_AIM OF THE TASK_.
Transcribe every record that appears below, exactly and in full.
[Start of MATERIAL FOR THE TASK]
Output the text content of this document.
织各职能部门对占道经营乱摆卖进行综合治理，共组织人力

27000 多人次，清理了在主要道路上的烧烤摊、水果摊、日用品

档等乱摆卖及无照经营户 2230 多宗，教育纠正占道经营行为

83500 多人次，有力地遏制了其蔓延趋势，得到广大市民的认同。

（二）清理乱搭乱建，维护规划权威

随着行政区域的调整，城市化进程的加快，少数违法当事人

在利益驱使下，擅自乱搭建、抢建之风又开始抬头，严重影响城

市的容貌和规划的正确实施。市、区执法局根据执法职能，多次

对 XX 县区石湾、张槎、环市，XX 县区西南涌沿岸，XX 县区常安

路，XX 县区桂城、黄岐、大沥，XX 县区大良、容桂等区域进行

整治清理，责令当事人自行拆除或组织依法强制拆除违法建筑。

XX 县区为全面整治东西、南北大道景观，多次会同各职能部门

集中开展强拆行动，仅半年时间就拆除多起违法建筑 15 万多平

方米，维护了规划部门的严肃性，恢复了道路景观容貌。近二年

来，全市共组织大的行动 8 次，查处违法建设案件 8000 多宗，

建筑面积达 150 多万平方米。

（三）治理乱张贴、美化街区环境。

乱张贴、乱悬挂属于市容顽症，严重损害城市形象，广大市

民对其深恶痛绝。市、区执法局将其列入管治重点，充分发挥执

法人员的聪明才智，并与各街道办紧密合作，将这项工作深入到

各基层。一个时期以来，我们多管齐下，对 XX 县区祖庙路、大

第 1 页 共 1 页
[End of MATERIAL FOR THE TASK]
_WRITTEN REPLY_.
Output the text content of this document.
织各职能部门对占道经营乱摆卖进行综合治理，共组织人力

27000 多人次，清理了在主要道路上的烧烤摊、水果摊、日用品

档等乱摆卖及无照经营户 2230 多宗，教育纠正占道经营行为

83500 多人次，有力地遏制了其蔓延趋势，得到广大市民的认同。

（二）清理乱搭乱建，维护规划权威

随着行政区域的调整，城市化进程的加快，少数违法当事人

在利益驱使下，擅自乱搭建、抢建之风又开始抬头，严重影响城

市的容貌和规划的正确实施。市、区执法局根据执法职能，多次

对 XX 县区石湾、张槎、环市，XX 县区西南涌沿岸，XX 县区常安

路，XX 县区桂城、黄岐、大沥，XX 县区大良、容桂等区域进行

整治清理，责令当事人自行拆除或组织依法强制拆除违法建筑。

XX 县区为全面整治东西、南北大道景观，多次会同各职能部门

集中开展强拆行动，仅半年时间就拆除多起违法建筑 15 万多平

方米，维护了规划部门的严肃性，恢复了道路景观容貌。近二年

来，全市共组织大的行动 8 次，查处违法建设案件 8000 多宗，

建筑面积达 150 多万平方米。

（三）治理乱张贴、美化街区环境。

乱张贴、乱悬挂属于市容顽症，严重损害城市形象，广大市

民对其深恶痛绝。市、区执法局将其列入管治重点，充分发挥执

法人员的聪明才智，并与各街道办紧密合作，将这项工作深入到

各基层。一个时期以来，我们多管齐下，对 XX 县区祖庙路、大

第 1 页 共 1 页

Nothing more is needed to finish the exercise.